▶ _EXERCISE REQUIREMENTS_
Restate each entry word for word, leaving nothing out.

# START OF RECORDS SHOWN

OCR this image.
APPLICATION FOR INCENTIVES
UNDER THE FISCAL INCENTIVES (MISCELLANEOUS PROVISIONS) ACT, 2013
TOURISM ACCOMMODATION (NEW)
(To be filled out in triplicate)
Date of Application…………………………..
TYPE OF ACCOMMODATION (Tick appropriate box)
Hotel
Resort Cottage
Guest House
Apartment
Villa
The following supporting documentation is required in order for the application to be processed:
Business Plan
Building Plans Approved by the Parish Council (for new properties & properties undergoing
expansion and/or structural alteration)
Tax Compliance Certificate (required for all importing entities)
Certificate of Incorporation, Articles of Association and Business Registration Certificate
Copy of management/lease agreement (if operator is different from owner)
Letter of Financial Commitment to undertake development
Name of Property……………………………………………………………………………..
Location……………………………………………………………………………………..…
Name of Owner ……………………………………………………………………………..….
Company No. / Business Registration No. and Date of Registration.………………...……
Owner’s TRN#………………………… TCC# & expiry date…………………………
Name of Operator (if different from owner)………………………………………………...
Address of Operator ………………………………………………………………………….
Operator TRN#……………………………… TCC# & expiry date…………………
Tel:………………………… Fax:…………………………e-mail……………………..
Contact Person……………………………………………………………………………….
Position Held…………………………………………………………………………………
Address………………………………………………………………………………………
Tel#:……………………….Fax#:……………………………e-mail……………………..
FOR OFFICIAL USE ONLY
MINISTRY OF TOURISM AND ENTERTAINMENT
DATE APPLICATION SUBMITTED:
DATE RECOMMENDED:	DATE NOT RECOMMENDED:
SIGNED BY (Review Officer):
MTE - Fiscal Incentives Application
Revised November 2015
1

# END OF RECORDS SHOWN

▶ _EXERCISE OUTPUT_
OCR this image.
APPLICATION FOR INCENTIVES
UNDER THE FISCAL INCENTIVES (MISCELLANEOUS PROVISIONS) ACT, 2013
TOURISM ACCOMMODATION (NEW)
(To be filled out in triplicate)
Date of Application…………………………..
TYPE OF ACCOMMODATION (Tick appropriate box)
Hotel
Resort Cottage
Guest House
Apartment
Villa
The following supporting documentation is required in order for the application to be processed:
Business Plan
Building Plans Approved by the Parish Council (for new properties & properties undergoing
expansion and/or structural alteration)
Tax Compliance Certificate (required for all importing entities)
Certificate of Incorporation, Articles of Association and Business Registration Certificate
Copy of management/lease agreement (if operator is different from owner)
Letter of Financial Commitment to undertake development
Name of Property……………………………………………………………………………..
Location……………………………………………………………………………………..…
Name of Owner ……………………………………………………………………………..….
Company No. / Business Registration No. and Date of Registration.………………...……
Owner’s TRN#………………………… TCC# & expiry date…………………………
Name of Operator (if different from owner)………………………………………………...
Address of Operator ………………………………………………………………………….
Operator TRN#……………………………… TCC# & expiry date…………………
Tel:………………………… Fax:…………………………e-mail……………………..
Contact Person……………………………………………………………………………….
Position Held…………………………………………………………………………………
Address………………………………………………………………………………………
Tel#:……………………….Fax#:……………………………e-mail……………………..
FOR OFFICIAL USE ONLY
MINISTRY OF TOURISM AND ENTERTAINMENT
DATE APPLICATION SUBMITTED:
DATE RECOMMENDED:	DATE NOT RECOMMENDED:
SIGNED BY (Review Officer):
MTE - Fiscal Incentives Application
Revised November 2015
1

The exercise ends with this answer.